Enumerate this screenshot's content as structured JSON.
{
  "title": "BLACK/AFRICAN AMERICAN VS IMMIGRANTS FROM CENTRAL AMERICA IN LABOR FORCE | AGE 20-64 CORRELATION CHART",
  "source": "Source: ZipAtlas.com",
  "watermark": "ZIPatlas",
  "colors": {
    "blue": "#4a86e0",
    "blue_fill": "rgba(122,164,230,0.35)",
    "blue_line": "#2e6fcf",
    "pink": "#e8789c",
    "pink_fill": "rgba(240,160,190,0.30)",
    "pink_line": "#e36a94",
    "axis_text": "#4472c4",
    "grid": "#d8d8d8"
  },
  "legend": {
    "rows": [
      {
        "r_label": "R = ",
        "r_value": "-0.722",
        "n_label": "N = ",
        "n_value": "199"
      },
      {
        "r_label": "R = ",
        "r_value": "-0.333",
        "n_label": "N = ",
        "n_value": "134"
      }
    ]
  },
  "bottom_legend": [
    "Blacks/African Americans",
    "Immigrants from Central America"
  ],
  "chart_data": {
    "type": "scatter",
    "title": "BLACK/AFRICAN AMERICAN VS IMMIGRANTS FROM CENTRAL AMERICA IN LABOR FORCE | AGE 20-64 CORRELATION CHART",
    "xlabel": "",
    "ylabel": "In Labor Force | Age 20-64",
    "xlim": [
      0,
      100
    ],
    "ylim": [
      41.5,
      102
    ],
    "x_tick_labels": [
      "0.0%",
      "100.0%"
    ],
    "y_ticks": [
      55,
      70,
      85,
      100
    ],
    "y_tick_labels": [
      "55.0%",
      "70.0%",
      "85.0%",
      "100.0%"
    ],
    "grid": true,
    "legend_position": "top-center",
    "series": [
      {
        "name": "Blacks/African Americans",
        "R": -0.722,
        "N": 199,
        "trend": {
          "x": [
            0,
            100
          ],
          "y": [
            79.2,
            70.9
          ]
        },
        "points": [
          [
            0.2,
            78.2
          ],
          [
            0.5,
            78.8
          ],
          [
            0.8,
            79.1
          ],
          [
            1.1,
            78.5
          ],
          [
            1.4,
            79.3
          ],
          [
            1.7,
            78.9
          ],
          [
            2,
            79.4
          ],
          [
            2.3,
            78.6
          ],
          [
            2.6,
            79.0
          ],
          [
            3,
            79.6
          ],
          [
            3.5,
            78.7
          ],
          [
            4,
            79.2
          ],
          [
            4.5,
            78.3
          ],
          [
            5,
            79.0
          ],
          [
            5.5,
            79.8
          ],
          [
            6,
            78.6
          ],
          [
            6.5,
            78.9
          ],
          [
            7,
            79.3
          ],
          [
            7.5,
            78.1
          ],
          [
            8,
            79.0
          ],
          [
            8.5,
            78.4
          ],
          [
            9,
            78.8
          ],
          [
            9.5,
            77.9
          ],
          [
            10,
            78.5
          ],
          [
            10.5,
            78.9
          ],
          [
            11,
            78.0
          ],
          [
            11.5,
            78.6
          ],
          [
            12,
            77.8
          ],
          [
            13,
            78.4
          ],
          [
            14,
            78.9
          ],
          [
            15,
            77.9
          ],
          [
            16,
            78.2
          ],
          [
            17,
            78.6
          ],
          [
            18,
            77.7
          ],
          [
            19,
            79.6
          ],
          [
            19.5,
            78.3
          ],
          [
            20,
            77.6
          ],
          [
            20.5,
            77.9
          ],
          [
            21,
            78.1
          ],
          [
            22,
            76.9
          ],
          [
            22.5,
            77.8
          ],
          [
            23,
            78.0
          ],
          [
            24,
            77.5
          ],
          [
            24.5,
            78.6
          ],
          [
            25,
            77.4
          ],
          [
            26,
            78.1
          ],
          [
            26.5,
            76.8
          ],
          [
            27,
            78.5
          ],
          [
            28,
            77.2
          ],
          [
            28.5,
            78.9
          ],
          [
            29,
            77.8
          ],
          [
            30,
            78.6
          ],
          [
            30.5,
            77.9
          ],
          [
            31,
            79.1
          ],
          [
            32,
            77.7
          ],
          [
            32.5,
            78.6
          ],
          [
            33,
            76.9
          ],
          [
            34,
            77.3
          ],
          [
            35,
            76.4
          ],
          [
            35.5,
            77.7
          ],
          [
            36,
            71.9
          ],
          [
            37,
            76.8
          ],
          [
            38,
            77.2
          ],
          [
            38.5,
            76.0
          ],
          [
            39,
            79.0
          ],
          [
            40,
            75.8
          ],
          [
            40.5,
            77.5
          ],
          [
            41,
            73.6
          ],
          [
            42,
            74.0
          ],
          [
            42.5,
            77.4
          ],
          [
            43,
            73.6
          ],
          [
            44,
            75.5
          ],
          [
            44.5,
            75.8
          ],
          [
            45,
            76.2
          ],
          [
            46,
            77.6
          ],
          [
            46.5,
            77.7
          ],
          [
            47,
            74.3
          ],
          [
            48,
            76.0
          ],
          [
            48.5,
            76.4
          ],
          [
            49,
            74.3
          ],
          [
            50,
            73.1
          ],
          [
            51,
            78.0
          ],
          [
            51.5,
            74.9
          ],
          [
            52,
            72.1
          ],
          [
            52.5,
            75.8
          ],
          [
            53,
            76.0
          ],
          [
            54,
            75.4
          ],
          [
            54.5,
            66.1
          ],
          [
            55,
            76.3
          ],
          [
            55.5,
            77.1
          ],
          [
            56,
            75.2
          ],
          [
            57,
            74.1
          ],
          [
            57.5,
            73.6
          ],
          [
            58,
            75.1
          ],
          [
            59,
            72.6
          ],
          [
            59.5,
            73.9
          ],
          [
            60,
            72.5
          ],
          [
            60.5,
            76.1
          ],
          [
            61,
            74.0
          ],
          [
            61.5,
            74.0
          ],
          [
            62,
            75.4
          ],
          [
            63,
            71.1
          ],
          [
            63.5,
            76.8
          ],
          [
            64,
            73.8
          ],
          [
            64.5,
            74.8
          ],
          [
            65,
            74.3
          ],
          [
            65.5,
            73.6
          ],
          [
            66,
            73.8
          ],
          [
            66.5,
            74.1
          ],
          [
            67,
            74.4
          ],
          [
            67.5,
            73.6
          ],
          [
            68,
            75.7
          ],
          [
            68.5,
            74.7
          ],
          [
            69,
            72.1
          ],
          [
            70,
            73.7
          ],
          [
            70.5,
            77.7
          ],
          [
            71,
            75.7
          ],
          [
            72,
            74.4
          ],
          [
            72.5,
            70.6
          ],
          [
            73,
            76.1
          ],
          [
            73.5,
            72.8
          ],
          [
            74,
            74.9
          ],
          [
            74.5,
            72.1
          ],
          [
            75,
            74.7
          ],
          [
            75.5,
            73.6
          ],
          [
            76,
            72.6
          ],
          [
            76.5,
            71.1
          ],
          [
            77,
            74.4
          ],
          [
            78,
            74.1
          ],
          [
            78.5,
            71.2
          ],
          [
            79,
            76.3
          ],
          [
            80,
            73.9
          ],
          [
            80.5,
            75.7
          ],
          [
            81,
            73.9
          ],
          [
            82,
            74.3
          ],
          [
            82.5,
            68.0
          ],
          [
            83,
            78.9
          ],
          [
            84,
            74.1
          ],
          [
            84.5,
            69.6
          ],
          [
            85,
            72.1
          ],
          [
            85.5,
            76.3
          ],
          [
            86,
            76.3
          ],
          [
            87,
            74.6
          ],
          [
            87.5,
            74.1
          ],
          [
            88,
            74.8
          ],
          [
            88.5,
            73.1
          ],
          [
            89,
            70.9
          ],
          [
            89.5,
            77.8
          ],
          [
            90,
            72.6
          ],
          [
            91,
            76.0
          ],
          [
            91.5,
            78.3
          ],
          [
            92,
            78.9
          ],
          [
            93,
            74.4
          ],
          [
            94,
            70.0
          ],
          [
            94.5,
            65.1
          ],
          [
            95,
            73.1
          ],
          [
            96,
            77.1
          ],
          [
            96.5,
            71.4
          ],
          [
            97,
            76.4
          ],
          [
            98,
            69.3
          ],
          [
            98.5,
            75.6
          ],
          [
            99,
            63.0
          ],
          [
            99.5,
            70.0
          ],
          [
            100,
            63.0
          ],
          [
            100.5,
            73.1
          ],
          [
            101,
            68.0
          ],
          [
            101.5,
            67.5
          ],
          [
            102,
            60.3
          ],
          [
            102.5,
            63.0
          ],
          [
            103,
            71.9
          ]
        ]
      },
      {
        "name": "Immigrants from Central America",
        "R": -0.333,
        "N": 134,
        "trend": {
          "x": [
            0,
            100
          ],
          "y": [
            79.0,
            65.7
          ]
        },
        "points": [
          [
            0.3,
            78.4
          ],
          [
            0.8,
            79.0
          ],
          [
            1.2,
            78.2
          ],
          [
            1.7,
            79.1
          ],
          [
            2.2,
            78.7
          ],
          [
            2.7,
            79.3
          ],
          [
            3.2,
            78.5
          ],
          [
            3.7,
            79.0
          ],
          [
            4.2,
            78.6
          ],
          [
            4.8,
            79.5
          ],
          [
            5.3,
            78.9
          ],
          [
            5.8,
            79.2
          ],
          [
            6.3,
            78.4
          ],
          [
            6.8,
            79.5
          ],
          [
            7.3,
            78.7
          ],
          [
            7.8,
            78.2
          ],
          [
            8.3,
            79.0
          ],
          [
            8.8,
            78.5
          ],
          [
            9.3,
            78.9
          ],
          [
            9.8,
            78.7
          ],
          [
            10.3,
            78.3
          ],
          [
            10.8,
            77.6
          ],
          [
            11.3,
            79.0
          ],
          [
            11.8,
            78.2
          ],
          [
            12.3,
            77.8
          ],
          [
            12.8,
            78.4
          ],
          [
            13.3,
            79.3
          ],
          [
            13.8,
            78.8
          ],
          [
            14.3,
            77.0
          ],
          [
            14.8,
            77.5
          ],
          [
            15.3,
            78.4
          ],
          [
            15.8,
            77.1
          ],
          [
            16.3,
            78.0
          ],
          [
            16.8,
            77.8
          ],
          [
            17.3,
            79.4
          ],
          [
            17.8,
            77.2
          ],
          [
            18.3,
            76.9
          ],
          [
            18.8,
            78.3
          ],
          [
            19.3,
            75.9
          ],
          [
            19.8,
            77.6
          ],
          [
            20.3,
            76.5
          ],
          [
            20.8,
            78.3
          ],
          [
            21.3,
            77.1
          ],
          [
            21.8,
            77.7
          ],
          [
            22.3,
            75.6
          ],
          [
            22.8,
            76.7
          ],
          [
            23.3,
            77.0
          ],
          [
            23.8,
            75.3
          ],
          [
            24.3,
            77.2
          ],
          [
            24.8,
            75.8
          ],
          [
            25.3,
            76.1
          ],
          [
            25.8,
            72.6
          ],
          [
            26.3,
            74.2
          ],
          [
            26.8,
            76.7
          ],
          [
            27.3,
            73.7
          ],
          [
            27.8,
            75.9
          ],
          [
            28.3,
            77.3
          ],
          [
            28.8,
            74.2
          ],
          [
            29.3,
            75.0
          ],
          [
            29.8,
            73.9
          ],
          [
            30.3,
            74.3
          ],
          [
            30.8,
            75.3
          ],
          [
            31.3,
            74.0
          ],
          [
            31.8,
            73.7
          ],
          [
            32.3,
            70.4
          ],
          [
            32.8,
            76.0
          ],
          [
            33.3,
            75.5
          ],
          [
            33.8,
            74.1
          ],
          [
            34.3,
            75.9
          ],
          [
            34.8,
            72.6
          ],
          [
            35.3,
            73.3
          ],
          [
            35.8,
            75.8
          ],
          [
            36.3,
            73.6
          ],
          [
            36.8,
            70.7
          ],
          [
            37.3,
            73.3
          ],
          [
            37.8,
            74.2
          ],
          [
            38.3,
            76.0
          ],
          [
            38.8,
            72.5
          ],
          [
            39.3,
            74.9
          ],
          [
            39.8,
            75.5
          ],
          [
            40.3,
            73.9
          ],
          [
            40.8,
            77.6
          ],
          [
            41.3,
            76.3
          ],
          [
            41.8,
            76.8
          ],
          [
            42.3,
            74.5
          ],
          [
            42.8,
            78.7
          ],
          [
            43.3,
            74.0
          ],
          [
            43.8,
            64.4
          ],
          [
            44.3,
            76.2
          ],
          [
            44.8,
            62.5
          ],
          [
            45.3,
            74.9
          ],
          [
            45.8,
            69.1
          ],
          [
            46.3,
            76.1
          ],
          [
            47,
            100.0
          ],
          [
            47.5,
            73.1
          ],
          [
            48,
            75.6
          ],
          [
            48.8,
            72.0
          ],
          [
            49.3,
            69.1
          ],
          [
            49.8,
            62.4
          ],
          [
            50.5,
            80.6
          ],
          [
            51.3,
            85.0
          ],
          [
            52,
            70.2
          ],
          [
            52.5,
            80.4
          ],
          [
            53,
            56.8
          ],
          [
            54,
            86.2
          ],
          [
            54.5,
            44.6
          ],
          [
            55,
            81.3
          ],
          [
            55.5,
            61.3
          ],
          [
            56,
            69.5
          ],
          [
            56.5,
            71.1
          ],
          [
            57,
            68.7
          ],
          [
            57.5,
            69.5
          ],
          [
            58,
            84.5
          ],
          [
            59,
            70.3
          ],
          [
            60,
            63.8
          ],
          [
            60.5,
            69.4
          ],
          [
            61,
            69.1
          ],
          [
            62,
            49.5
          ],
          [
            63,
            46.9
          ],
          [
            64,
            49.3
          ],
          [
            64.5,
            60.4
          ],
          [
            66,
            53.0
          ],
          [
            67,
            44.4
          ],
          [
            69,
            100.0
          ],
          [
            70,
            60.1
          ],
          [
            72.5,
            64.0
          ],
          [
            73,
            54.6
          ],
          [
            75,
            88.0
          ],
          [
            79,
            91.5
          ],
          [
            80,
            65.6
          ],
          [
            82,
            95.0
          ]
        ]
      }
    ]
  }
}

□ □ □ □ □

**Given problem:**
In the records above, locate each line with the word "CORRELATION". Copy all such lines.

**Written reply:**
  "title": "BLACK/AFRICAN AMERICAN VS IMMIGRANTS FROM CENTRAL AMERICA IN LABOR FORCE | AGE 20-64 CORRELATION CHART",
    "title": "BLACK/AFRICAN AMERICAN VS IMMIGRANTS FROM CENTRAL AMERICA IN LABOR FORCE | AGE 20-64 CORRELATION CHART",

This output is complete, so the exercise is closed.